= Ziel der Übung =
Gib aus den Daten unten die Zeilen von der Zeile mit „x-axis-footnote: *Per 100,000“ bis zur Zeile mit „215, 387, 224]“ unverändert wieder, beide Zeilen eingeschlossen.

Daten zur Rahmenannotation:
· · · ·

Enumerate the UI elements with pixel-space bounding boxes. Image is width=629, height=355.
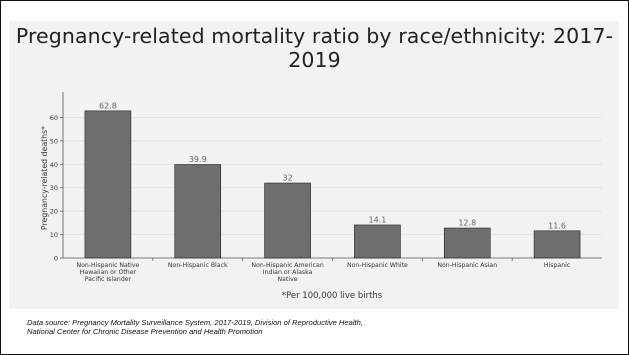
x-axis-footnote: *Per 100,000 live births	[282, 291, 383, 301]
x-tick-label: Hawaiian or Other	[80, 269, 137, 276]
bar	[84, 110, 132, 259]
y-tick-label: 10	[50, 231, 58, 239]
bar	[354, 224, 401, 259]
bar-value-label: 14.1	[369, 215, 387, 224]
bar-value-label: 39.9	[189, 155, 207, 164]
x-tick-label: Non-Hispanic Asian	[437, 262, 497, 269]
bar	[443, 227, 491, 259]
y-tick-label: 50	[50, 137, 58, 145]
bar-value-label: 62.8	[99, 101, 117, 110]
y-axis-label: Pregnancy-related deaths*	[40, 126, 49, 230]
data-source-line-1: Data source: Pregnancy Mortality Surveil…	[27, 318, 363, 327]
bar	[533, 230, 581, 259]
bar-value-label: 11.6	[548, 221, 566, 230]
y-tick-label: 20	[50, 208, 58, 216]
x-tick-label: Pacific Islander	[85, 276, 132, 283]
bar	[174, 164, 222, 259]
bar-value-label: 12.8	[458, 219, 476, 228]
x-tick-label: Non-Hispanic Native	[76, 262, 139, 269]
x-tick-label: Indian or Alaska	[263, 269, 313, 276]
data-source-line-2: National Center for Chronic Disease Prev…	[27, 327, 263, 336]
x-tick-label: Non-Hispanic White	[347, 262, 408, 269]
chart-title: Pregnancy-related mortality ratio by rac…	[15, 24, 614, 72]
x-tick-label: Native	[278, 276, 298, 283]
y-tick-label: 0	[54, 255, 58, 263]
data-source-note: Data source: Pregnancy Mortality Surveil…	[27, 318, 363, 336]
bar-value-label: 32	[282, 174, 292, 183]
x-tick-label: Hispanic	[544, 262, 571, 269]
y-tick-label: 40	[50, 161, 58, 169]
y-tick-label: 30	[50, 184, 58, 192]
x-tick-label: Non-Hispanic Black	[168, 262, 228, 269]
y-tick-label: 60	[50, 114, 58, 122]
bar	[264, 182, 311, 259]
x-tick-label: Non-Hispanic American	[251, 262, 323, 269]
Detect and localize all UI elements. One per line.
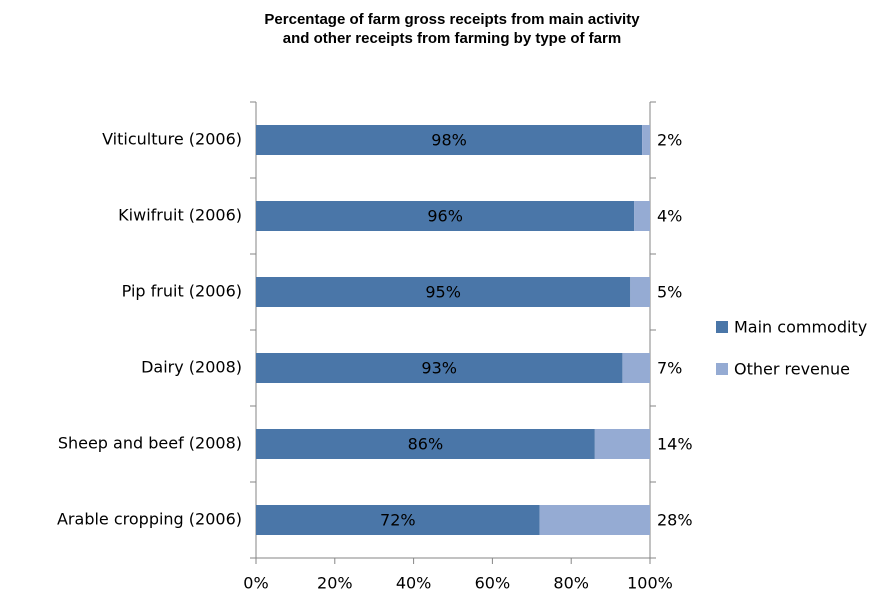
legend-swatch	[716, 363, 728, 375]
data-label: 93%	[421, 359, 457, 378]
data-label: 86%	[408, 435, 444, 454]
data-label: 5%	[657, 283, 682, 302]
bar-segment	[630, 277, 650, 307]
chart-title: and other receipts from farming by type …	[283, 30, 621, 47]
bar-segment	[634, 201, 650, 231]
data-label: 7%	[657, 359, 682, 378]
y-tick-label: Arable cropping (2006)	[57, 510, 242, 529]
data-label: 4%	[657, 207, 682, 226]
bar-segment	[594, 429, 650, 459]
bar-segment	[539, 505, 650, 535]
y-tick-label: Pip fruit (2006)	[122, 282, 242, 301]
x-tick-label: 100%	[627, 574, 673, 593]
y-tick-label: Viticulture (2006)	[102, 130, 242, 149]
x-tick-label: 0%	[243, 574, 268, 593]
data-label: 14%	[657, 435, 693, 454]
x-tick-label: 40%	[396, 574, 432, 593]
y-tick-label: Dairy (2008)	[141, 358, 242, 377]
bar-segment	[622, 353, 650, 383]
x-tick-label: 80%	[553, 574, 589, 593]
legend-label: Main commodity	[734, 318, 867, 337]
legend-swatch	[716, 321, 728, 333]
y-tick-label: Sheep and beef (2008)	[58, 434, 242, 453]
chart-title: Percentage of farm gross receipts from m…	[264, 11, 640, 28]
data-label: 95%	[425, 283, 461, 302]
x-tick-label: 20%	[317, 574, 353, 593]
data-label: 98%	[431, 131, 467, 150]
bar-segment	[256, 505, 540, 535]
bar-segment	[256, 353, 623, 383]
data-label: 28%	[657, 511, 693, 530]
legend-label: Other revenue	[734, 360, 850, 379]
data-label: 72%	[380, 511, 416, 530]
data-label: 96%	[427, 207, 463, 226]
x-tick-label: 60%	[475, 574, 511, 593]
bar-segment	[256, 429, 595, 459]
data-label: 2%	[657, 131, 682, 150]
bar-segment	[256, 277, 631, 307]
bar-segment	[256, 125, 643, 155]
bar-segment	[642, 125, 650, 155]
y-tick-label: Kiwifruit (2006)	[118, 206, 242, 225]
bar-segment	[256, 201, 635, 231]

· · · ·

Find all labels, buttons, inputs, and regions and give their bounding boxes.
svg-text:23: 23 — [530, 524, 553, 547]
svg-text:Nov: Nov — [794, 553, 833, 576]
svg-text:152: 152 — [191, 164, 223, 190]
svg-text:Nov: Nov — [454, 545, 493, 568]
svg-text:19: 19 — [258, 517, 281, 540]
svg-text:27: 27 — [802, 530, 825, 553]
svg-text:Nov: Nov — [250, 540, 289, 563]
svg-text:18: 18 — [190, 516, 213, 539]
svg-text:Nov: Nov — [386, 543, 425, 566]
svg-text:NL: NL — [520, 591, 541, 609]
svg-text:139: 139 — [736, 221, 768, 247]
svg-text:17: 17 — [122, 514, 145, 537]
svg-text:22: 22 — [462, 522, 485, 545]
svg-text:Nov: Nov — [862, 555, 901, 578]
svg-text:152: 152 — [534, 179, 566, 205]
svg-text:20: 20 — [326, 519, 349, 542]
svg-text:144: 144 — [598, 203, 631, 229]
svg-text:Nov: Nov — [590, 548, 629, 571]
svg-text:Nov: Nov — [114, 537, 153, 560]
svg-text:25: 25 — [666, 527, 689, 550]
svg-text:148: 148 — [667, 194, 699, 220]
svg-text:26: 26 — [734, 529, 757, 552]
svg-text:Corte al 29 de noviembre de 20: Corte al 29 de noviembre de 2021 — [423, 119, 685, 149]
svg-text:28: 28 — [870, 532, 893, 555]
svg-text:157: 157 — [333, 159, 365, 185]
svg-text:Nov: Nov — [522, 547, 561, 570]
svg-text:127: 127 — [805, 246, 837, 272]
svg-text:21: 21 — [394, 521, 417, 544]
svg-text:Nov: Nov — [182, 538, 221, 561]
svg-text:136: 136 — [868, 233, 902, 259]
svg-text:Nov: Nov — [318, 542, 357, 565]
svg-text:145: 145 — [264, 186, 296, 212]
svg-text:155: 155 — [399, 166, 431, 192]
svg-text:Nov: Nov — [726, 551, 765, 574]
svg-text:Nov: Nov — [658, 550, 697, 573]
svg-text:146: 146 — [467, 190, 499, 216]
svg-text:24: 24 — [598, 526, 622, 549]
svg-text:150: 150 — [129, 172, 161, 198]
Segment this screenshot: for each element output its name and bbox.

· · · ·

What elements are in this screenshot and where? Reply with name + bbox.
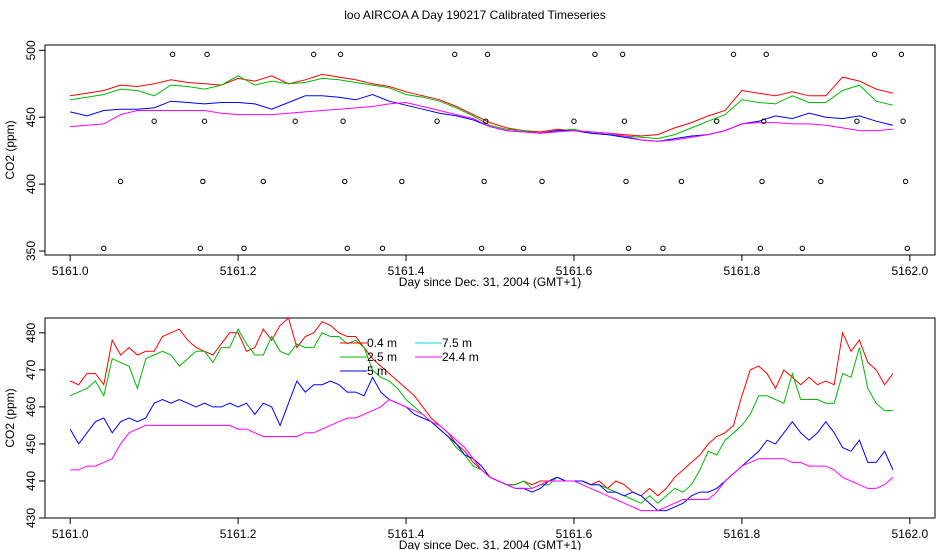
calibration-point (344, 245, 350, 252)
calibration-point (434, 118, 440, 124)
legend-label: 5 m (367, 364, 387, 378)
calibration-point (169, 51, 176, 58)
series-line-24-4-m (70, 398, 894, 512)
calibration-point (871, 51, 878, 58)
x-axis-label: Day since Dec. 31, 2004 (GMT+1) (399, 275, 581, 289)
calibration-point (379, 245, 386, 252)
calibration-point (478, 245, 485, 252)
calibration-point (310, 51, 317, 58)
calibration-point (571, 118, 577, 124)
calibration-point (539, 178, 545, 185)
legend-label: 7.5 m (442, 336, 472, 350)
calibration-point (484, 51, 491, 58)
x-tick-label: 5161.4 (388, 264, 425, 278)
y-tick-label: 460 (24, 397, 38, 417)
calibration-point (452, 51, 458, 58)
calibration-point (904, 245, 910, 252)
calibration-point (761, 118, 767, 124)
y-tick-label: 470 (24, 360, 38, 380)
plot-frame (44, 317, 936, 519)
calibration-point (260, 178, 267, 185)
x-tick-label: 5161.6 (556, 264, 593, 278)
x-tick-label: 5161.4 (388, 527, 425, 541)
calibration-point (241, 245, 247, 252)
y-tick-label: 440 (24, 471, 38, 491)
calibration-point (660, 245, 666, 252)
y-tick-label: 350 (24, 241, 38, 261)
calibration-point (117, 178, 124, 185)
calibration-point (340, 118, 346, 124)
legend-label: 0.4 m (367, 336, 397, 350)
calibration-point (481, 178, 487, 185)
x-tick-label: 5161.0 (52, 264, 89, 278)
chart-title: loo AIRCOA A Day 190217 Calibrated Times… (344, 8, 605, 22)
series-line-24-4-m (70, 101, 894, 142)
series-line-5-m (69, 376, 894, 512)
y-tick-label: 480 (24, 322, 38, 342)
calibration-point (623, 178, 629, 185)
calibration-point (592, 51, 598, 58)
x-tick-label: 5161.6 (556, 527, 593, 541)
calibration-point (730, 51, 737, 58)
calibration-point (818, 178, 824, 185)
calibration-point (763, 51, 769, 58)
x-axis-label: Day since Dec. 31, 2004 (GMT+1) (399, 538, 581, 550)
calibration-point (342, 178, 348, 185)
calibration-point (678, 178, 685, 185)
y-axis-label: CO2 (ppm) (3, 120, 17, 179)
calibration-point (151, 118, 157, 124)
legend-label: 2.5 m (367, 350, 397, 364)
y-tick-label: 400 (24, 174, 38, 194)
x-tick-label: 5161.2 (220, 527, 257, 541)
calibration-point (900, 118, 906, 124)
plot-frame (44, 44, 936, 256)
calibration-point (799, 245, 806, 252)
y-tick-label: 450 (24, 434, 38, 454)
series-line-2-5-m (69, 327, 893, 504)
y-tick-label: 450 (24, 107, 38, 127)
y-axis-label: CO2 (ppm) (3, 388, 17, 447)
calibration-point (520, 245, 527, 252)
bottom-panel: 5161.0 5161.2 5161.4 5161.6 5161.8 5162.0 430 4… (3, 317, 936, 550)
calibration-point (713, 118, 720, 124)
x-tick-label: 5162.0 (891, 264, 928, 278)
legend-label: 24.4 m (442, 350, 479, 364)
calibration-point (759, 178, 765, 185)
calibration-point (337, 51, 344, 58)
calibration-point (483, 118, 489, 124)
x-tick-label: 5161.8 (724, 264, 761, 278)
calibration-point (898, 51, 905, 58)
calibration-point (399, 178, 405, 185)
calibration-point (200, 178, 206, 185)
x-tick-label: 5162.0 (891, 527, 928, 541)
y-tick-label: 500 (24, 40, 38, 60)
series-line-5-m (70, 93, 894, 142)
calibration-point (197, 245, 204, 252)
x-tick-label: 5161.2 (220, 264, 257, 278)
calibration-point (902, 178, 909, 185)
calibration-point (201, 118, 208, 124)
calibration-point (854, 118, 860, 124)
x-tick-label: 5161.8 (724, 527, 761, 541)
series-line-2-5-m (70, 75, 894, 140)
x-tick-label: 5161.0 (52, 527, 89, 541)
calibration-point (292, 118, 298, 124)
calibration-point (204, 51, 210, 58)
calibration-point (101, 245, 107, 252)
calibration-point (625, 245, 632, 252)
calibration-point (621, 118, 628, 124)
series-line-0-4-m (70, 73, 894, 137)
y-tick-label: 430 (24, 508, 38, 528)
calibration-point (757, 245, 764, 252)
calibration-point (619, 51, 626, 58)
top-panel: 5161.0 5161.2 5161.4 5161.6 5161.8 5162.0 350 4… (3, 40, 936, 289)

· · · ·

= Ergebnis der Übung =
x-axis-footnote: *Per 100,000 live births	[282, 291, 383, 301]
x-tick-label: Hawaiian or Other	[80, 269, 137, 276]
bar	[84, 110, 132, 259]
y-tick-label: 10	[50, 231, 58, 239]
bar	[354, 224, 401, 259]
bar-value-label: 14.1	[369, 215, 387, 224]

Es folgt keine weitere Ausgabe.